Exercise brief. Write the entries below out again exactly; any picture in them stays out.

(Dataset items)
** START **

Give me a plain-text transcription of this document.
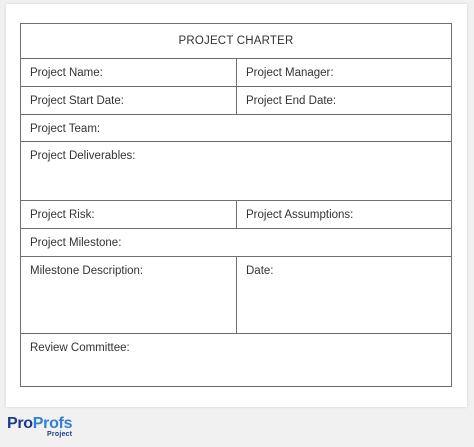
PROJECT CHARTER
Project Name:	Project Manager:
Project Start Date:	Project End Date:
Project Team:
Project Deliverables:
Project Risk:	Project Assumptions:
Project Milestone:
Milestone Description:	Date:
Review Committee:
ProProfs
Project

** END **

Worked answer.
Give me a plain-text transcription of this document.
PROJECT CHARTER
Project Name:	Project Manager:
Project Start Date:	Project End Date:
Project Team:
Project Deliverables:
Project Risk:	Project Assumptions:
Project Milestone:
Milestone Description:	Date:
Review Committee:
ProProfs
Project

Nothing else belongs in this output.